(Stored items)
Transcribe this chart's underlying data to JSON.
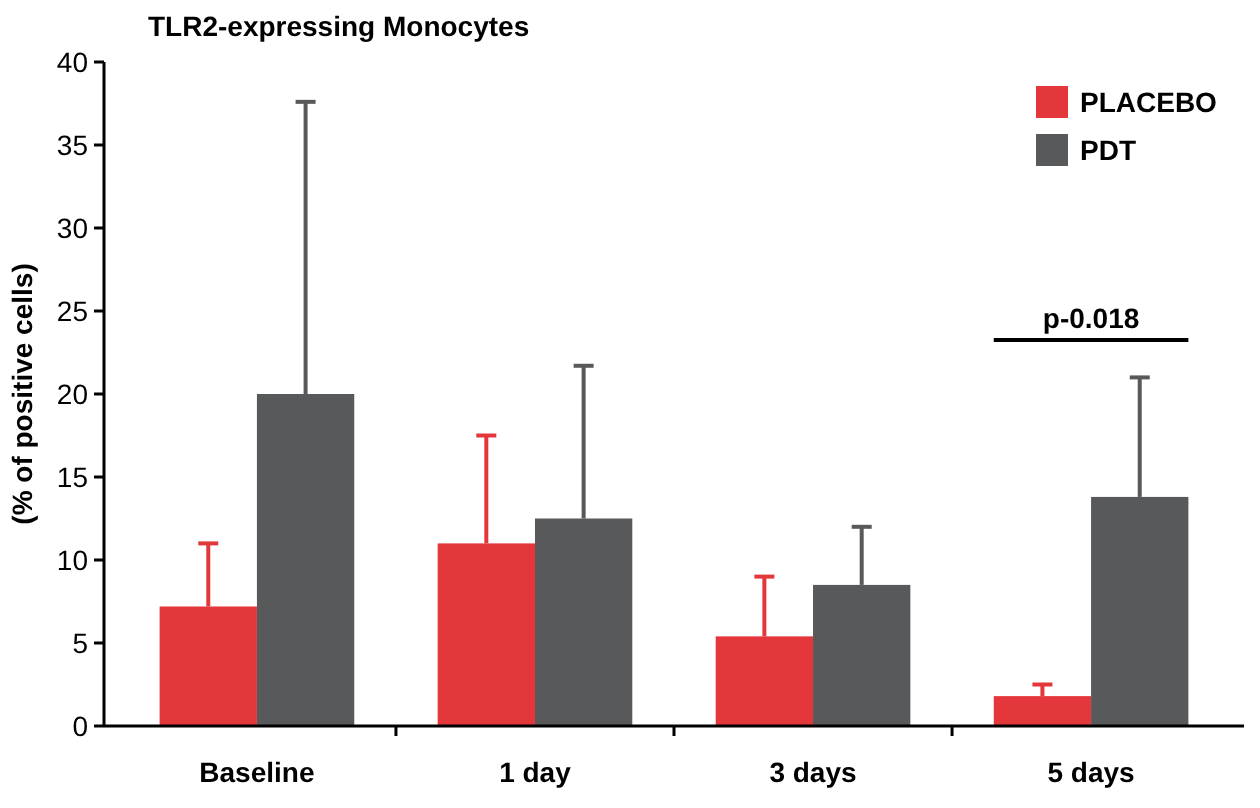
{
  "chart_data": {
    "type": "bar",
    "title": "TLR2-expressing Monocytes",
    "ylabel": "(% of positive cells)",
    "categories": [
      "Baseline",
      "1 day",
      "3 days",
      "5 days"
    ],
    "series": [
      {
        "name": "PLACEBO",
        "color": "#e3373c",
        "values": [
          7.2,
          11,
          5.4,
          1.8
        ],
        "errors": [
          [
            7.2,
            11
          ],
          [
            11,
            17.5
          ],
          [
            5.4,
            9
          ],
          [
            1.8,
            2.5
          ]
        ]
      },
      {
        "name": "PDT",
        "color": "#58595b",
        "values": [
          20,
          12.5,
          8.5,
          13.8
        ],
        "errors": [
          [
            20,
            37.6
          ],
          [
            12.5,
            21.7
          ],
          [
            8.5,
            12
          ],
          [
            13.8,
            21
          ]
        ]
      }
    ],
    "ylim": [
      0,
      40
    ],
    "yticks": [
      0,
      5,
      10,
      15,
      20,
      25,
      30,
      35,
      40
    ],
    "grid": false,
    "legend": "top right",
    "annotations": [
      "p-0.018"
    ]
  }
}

= WORK REQUIRED =
Write out the entries word for word. Skip the pictures.

= FINISHED TASK =
Transcribe this chart's underlying data to JSON.
{
  "chart_data": {
    "type": "bar",
    "title": "TLR2-expressing Monocytes",
    "ylabel": "(% of positive cells)",
    "categories": [
      "Baseline",
      "1 day",
      "3 days",
      "5 days"
    ],
    "series": [
      {
        "name": "PLACEBO",
        "color": "#e3373c",
        "values": [
          7.2,
          11,
          5.4,
          1.8
        ],
        "errors": [
          [
            7.2,
            11
          ],
          [
            11,
            17.5
          ],
          [
            5.4,
            9
          ],
          [
            1.8,
            2.5
          ]
        ]
      },
      {
        "name": "PDT",
        "color": "#58595b",
        "values": [
          20,
          12.5,
          8.5,
          13.8
        ],
        "errors": [
          [
            20,
            37.6
          ],
          [
            12.5,
            21.7
          ],
          [
            8.5,
            12
          ],
          [
            13.8,
            21
          ]
        ]
      }
    ],
    "ylim": [
      0,
      40
    ],
    "yticks": [
      0,
      5,
      10,
      15,
      20,
      25,
      30,
      35,
      40
    ],
    "grid": false,
    "legend": "top right",
    "annotations": [
      "p-0.018"
    ]
  }
}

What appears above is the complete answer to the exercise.